• Exercise brief: What do the lines say from the one containing "Parse this screenshot: output" to the end of the records? Restate them word for word, and only those.

begin

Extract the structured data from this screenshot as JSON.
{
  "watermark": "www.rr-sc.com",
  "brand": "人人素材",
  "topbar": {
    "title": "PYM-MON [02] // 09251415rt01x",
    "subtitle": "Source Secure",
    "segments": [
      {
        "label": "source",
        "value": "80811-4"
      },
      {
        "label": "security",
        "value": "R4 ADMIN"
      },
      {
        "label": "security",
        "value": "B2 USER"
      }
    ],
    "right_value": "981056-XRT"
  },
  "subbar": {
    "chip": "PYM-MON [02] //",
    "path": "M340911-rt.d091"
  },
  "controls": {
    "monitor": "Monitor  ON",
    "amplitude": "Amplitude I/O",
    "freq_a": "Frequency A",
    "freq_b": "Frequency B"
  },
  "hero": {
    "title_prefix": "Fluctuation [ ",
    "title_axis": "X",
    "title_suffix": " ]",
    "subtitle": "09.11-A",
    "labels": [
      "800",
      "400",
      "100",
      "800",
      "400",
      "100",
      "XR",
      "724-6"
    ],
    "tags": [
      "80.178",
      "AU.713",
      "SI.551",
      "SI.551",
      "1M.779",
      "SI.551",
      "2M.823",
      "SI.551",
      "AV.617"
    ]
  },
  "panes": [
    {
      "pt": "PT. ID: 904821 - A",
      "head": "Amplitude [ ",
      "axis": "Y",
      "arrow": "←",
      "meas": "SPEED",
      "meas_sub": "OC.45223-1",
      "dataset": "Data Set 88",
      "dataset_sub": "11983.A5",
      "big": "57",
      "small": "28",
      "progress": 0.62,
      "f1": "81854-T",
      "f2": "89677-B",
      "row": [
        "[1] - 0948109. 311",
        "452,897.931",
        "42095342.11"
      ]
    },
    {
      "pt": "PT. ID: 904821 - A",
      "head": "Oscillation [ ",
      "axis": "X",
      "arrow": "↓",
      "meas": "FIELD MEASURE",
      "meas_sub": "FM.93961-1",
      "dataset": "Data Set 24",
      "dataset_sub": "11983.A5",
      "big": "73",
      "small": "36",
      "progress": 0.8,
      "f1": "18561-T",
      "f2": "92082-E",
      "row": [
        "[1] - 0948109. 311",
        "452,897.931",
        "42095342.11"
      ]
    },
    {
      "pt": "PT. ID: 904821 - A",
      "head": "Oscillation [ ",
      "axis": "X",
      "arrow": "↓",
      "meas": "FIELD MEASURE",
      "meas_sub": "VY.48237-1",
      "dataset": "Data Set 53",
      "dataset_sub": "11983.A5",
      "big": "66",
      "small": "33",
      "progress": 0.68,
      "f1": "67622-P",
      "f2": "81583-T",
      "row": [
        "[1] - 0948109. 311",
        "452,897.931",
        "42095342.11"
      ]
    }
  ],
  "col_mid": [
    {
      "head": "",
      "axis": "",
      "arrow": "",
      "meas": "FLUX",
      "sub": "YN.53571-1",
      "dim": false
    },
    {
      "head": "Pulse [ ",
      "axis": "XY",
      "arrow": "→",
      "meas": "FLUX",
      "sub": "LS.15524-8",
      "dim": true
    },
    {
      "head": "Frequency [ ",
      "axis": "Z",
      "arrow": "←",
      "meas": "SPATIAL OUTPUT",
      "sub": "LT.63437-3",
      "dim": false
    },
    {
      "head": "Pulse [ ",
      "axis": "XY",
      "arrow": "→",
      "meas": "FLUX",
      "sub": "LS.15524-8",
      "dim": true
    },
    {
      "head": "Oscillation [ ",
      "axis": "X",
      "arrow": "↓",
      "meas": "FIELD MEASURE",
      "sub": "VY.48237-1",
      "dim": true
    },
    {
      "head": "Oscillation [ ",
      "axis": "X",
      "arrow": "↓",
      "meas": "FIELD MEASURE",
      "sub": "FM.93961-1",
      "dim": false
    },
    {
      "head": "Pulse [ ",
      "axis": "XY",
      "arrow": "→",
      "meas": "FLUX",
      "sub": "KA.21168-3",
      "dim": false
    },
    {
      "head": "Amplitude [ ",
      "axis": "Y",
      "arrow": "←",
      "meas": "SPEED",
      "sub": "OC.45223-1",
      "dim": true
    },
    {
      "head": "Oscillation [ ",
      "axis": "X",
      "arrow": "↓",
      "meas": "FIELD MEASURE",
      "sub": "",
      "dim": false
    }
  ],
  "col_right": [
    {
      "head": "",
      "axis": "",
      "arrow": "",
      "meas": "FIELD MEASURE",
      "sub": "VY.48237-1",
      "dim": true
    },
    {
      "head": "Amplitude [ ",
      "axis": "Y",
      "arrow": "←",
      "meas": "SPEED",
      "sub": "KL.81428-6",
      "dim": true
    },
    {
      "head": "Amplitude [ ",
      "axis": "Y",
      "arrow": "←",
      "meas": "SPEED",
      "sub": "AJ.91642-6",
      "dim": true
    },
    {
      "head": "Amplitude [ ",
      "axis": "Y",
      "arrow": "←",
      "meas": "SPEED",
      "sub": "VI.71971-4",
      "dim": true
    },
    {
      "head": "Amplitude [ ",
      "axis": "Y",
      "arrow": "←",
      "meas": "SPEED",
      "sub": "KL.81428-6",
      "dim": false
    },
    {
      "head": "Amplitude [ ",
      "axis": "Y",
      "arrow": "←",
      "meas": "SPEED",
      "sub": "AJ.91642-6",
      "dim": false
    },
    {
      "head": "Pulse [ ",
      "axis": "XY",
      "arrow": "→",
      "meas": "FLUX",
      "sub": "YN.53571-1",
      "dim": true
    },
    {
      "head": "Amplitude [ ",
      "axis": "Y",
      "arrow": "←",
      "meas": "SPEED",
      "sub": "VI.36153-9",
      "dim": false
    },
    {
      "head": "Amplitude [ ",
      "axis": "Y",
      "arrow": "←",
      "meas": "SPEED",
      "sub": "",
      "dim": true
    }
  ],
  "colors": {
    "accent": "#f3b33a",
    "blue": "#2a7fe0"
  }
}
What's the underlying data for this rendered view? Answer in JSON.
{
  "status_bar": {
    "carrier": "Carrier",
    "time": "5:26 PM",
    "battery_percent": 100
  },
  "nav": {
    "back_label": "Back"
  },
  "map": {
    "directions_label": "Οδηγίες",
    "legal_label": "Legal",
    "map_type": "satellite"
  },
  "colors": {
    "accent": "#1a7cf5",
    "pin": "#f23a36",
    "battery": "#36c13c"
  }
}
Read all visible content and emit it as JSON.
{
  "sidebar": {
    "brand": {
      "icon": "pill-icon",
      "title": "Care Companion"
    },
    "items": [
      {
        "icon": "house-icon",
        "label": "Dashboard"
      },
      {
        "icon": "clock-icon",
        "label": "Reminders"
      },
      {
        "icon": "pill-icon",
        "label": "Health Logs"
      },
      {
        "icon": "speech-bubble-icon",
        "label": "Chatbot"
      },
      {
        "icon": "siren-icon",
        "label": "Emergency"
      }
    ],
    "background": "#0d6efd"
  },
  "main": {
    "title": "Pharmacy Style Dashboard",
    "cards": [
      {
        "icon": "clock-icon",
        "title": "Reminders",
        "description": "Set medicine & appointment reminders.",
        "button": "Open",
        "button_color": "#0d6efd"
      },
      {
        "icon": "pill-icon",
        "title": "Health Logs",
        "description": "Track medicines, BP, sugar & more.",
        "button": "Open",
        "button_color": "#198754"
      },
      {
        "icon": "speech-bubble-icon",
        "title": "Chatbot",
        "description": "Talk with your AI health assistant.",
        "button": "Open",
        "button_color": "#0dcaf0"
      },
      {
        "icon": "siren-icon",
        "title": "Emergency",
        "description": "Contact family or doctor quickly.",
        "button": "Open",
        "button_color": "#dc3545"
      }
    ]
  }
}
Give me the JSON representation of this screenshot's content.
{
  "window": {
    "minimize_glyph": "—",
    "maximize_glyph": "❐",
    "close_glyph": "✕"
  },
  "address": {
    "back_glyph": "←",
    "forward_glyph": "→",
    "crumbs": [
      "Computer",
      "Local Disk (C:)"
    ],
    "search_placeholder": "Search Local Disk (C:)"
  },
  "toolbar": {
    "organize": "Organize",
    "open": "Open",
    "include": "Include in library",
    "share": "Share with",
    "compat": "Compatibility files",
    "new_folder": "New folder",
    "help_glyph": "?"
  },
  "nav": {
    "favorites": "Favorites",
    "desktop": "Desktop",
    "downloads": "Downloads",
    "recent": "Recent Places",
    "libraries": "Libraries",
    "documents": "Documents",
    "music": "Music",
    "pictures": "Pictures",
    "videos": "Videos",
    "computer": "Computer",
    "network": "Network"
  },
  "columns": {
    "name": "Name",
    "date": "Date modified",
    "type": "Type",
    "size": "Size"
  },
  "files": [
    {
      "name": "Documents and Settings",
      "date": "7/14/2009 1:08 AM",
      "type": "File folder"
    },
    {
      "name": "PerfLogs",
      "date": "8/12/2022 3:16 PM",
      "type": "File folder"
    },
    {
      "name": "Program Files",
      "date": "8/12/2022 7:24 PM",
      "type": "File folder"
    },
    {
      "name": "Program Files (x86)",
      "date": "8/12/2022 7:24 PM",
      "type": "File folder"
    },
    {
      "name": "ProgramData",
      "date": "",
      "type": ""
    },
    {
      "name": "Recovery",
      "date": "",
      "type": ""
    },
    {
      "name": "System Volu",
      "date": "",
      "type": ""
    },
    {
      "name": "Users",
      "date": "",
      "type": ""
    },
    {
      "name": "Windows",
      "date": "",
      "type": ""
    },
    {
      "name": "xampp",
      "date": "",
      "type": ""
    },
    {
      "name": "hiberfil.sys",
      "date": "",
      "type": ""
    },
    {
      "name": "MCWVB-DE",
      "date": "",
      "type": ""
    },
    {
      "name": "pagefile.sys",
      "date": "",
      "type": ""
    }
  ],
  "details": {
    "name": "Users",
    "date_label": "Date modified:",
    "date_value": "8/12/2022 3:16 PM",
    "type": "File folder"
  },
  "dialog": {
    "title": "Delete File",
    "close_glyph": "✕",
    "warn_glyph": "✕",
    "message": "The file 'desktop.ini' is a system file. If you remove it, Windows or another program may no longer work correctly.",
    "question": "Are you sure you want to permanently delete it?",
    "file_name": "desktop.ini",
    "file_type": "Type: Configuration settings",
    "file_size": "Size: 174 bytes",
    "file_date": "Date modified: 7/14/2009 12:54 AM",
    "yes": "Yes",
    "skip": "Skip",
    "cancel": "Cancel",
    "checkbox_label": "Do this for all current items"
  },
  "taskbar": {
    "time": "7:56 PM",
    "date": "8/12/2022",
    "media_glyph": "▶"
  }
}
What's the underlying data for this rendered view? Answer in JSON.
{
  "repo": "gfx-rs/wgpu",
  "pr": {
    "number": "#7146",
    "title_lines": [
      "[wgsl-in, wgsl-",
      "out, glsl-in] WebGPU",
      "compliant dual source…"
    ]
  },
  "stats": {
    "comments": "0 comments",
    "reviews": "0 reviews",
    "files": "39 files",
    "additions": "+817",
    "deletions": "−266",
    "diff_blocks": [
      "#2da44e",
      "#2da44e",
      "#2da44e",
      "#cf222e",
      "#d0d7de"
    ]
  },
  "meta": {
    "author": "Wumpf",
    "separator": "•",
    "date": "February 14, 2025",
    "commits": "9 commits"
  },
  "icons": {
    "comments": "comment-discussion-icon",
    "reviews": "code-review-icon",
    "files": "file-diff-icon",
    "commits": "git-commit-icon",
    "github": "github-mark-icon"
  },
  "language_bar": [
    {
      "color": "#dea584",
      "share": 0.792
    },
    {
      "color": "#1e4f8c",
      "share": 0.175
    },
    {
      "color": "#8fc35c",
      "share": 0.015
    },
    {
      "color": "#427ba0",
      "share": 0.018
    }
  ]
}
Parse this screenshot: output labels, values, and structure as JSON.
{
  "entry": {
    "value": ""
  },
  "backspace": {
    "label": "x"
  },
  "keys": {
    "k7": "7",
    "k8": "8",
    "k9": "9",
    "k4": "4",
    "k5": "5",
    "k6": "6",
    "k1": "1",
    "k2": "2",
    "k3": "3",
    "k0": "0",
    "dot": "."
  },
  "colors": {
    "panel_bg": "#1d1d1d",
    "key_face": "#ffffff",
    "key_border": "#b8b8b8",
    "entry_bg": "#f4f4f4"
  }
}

end

• Reply:
Parse this screenshot: output labels, values, and structure as JSON.
{
  "entry": {
    "value": ""
  },
  "backspace": {
    "label": "x"
  },
  "keys": {
    "k7": "7",
    "k8": "8",
    "k9": "9",
    "k4": "4",
    "k5": "5",
    "k6": "6",
    "k1": "1",
    "k2": "2",
    "k3": "3",
    "k0": "0",
    "dot": "."
  },
  "colors": {
    "panel_bg": "#1d1d1d",
    "key_face": "#ffffff",
    "key_border": "#b8b8b8",
    "entry_bg": "#f4f4f4"
  }
}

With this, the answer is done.